● GOAL
Show every line in the records below that contains the word "title".

● INPUT DATA
>>>
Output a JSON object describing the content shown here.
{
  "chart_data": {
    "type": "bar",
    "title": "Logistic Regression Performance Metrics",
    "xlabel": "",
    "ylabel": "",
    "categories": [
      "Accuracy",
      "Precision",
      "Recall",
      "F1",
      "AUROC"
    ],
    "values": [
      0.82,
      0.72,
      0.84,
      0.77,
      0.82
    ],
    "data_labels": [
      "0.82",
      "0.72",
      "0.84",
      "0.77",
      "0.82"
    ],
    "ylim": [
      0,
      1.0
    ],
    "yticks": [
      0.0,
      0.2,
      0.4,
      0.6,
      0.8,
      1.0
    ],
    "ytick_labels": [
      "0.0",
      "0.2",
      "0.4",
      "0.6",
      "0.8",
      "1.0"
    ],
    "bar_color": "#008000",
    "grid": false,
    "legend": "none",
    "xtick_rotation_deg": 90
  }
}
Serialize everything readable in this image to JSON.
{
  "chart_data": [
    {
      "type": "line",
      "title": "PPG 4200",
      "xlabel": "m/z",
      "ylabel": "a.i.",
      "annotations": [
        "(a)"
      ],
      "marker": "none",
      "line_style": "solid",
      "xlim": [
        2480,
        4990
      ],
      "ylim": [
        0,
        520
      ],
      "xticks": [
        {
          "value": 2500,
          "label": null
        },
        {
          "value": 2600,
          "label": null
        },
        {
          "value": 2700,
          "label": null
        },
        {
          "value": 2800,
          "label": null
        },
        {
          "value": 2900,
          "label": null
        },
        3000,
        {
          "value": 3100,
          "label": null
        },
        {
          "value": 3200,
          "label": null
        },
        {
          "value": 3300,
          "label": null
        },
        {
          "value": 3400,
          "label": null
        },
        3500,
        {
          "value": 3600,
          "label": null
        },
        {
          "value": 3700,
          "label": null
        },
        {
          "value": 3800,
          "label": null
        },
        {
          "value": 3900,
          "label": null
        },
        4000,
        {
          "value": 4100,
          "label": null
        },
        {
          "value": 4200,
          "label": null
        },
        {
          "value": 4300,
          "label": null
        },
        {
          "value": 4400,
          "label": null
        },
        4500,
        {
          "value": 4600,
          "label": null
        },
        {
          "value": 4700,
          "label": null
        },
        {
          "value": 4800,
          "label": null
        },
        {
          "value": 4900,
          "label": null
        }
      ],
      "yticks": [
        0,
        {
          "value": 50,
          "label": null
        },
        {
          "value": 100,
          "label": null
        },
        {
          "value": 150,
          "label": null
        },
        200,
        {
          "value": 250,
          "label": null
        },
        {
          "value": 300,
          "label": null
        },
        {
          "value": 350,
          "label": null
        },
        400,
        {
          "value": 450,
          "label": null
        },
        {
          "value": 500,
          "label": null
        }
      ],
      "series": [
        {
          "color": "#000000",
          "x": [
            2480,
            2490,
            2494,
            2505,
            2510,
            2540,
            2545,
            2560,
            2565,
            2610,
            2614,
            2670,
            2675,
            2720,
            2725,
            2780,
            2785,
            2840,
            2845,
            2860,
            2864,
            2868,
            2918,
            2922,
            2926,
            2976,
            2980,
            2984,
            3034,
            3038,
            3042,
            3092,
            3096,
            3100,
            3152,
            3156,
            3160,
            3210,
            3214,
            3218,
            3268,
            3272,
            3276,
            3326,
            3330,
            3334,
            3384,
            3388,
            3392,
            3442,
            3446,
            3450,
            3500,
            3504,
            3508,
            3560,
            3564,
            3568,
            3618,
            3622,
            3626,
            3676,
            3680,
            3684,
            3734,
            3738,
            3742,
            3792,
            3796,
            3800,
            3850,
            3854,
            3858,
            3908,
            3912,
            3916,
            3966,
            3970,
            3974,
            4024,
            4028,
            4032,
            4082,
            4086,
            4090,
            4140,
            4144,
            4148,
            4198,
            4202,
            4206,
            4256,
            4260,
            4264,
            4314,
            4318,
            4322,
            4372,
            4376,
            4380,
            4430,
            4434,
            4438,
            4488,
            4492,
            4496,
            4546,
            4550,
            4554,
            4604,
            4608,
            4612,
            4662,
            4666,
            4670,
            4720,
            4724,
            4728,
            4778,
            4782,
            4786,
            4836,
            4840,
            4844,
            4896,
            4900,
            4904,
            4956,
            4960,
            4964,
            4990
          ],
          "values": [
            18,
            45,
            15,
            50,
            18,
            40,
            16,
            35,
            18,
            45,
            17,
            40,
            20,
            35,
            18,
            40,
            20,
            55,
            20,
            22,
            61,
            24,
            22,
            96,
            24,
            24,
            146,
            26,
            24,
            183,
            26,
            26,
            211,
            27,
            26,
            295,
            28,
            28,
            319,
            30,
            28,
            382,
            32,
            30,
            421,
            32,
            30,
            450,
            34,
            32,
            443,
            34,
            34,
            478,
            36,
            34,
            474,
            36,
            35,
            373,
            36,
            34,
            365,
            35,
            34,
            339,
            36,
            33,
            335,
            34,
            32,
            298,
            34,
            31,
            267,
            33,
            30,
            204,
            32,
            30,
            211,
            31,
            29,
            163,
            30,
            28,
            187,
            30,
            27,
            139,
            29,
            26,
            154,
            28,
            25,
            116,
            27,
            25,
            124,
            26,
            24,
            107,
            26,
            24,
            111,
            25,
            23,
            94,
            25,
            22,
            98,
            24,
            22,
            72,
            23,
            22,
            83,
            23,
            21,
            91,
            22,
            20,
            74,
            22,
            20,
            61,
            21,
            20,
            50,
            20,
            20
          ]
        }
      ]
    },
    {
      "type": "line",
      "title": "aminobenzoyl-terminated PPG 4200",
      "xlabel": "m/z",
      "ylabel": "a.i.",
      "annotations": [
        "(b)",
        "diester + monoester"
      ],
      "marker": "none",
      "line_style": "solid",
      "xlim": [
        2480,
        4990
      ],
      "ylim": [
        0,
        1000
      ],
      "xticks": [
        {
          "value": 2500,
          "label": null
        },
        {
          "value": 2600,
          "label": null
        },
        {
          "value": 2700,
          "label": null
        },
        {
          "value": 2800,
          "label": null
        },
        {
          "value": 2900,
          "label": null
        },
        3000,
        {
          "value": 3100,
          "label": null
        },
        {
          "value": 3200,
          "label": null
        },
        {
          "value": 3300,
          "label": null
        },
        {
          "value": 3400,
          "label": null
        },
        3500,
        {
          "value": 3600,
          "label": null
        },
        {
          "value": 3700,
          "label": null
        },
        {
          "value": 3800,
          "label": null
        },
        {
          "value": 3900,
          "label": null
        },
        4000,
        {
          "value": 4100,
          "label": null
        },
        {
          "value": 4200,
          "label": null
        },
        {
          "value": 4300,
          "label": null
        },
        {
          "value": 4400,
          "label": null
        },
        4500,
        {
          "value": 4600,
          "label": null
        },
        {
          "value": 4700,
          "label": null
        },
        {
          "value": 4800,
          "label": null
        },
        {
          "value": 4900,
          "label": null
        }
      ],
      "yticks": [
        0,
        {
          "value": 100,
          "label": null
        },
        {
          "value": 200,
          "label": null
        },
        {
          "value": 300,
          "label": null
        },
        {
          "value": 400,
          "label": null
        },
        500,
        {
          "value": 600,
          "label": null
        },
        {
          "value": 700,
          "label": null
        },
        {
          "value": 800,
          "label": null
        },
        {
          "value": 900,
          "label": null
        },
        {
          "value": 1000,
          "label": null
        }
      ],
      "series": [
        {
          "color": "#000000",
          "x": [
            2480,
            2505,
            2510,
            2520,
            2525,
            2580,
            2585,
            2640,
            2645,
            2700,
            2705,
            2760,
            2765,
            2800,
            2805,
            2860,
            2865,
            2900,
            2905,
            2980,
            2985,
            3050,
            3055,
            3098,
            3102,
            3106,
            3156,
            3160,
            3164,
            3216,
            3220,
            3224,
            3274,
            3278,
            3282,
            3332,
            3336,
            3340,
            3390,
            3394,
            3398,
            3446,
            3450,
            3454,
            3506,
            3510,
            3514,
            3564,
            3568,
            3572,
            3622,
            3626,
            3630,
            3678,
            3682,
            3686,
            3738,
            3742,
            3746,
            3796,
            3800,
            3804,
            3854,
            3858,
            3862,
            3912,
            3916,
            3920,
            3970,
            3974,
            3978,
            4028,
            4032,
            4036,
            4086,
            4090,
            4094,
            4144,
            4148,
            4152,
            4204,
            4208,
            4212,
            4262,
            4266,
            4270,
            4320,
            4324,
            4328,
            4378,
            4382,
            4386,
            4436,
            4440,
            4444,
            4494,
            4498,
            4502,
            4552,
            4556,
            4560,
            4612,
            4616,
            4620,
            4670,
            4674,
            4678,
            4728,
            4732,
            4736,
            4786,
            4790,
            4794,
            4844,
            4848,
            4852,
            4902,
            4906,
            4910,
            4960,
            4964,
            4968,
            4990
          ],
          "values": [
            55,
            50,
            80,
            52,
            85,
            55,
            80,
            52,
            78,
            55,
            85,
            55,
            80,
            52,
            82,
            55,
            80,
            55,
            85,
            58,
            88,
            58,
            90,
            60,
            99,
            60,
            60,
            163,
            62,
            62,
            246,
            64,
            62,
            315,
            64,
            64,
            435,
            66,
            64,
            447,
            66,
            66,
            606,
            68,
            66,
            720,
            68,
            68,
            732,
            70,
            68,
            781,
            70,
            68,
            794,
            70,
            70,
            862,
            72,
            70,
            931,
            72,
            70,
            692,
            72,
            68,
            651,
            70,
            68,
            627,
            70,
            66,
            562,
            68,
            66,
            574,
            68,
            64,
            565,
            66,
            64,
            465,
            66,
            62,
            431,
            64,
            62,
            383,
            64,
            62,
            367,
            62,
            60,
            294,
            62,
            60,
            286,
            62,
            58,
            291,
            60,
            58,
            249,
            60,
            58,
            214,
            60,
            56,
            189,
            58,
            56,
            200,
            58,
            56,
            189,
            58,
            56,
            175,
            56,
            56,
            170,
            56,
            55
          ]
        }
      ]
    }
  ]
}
<<<
● COMPLETED EXERCISE
    "title": "Logistic Regression Performance Metrics",
      "title": "PPG 4200",
      "title": "aminobenzoyl-terminated PPG 4200",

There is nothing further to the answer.